Dataset records:
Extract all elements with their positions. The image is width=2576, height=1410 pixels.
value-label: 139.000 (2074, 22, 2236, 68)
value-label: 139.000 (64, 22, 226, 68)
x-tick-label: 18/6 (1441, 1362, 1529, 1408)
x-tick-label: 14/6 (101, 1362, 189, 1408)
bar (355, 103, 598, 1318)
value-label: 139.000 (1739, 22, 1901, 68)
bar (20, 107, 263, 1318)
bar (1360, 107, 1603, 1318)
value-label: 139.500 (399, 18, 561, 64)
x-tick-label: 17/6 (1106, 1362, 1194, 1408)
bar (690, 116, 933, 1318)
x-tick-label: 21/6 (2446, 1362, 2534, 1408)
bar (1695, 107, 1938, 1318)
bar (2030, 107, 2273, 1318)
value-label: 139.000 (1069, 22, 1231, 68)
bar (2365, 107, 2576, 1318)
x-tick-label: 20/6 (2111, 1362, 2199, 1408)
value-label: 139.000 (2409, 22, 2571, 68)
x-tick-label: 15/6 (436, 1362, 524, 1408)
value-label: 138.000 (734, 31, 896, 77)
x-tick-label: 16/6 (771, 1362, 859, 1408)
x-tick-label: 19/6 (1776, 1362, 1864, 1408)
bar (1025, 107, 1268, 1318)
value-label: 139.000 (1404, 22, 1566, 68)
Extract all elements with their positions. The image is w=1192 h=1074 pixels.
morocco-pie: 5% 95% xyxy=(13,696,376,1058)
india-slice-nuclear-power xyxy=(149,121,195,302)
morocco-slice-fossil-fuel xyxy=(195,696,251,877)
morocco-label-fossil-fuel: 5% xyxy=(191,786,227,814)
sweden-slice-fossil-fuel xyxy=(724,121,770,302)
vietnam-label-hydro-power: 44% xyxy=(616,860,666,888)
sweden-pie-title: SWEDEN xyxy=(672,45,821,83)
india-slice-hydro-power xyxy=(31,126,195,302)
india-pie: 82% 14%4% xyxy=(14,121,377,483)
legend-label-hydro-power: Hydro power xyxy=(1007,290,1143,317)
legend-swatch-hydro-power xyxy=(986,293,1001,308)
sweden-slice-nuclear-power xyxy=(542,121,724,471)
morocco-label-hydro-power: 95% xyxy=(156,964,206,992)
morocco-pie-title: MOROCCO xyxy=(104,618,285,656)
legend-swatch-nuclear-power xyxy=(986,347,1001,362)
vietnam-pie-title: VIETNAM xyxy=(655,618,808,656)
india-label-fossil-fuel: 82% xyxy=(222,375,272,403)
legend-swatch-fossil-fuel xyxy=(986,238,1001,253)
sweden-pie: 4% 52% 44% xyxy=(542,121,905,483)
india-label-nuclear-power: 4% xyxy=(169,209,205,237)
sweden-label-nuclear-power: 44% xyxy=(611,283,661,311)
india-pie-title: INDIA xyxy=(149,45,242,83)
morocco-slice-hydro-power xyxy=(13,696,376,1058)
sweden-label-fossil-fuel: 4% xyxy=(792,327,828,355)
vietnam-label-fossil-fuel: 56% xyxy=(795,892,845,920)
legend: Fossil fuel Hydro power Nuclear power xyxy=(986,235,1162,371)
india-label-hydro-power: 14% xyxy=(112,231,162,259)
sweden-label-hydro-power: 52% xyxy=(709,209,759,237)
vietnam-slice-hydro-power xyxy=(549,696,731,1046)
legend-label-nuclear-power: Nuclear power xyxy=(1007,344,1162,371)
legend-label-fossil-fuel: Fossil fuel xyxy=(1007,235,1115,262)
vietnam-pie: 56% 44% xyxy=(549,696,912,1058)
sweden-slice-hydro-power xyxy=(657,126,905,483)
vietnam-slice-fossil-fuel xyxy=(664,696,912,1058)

Your task:
Turn all the items above into one numbered list, one line per number, and leave out any blank lines.

Written solution:
1. Extract all elements with their positions. The image is width=2576, height=1410 pixels.
2. value-label: 139.000 (2074, 22, 2236, 68)
3. value-label: 139.000 (64, 22, 226, 68)
4. x-tick-label: 18/6 (1441, 1362, 1529, 1408)
5. x-tick-label: 14/6 (101, 1362, 189, 1408)
6. bar (355, 103, 598, 1318)
7. value-label: 139.000 (1739, 22, 1901, 68)
8. bar (20, 107, 263, 1318)
9. bar (1360, 107, 1603, 1318)
10. value-label: 139.500 (399, 18, 561, 64)
11. x-tick-label: 17/6 (1106, 1362, 1194, 1408)
12. bar (690, 116, 933, 1318)
13. x-tick-label: 21/6 (2446, 1362, 2534, 1408)
14. bar (1695, 107, 1938, 1318)
15. bar (2030, 107, 2273, 1318)
16. value-label: 139.000 (1069, 22, 1231, 68)
17. bar (2365, 107, 2576, 1318)
18. x-tick-label: 20/6 (2111, 1362, 2199, 1408)
19. value-label: 139.000 (2409, 22, 2571, 68)
20. x-tick-label: 15/6 (436, 1362, 524, 1408)
21. value-label: 138.000 (734, 31, 896, 77)
22. x-tick-label: 16/6 (771, 1362, 859, 1408)
23. x-tick-label: 19/6 (1776, 1362, 1864, 1408)
24. bar (1025, 107, 1268, 1318)
25. value-label: 139.000 (1404, 22, 1566, 68)
26. Extract all elements with their positions. The image is w=1192 h=1074 pixels.
27. morocco-pie: 5% 95% xyxy=(13,696,376,1058)
28. india-slice-nuclear-power xyxy=(149,121,195,302)
29. morocco-slice-fossil-fuel xyxy=(195,696,251,877)
30. morocco-label-fossil-fuel: 5% xyxy=(191,786,227,814)
31. sweden-slice-fossil-fuel xyxy=(724,121,770,302)
32. vietnam-label-hydro-power: 44% xyxy=(616,860,666,888)
33. sweden-pie-title: SWEDEN xyxy=(672,45,821,83)
34. india-slice-hydro-power xyxy=(31,126,195,302)
35. india-pie: 82% 14%4% xyxy=(14,121,377,483)
36. legend-label-hydro-power: Hydro power xyxy=(1007,290,1143,317)
37. legend-swatch-hydro-power xyxy=(986,293,1001,308)
38. sweden-slice-nuclear-power xyxy=(542,121,724,471)
39. morocco-label-hydro-power: 95% xyxy=(156,964,206,992)
40. morocco-pie-title: MOROCCO xyxy=(104,618,285,656)
41. legend-swatch-nuclear-power xyxy=(986,347,1001,362)
42. vietnam-pie-title: VIETNAM xyxy=(655,618,808,656)
43. india-label-fossil-fuel: 82% xyxy=(222,375,272,403)
44. legend-swatch-fossil-fuel xyxy=(986,238,1001,253)
45. sweden-pie: 4% 52% 44% xyxy=(542,121,905,483)
46. india-label-nuclear-power: 4% xyxy=(169,209,205,237)
47. sweden-label-nuclear-power: 44% xyxy=(611,283,661,311)
48. india-pie-title: INDIA xyxy=(149,45,242,83)
49. morocco-slice-hydro-power xyxy=(13,696,376,1058)
50. sweden-label-fossil-fuel: 4% xyxy=(792,327,828,355)
51. vietnam-label-fossil-fuel: 56% xyxy=(795,892,845,920)
52. legend: Fossil fuel Hydro power Nuclear power xyxy=(986,235,1162,371)
53. india-label-hydro-power: 14% xyxy=(112,231,162,259)
54. sweden-label-hydro-power: 52% xyxy=(709,209,759,237)
55. vietnam-slice-hydro-power xyxy=(549,696,731,1046)
56. legend-label-nuclear-power: Nuclear power xyxy=(1007,344,1162,371)
57. legend-label-fossil-fuel: Fossil fuel xyxy=(1007,235,1115,262)
58. vietnam-pie: 56% 44% xyxy=(549,696,912,1058)
59. sweden-slice-hydro-power xyxy=(657,126,905,483)
60. vietnam-slice-fossil-fuel xyxy=(664,696,912,1058)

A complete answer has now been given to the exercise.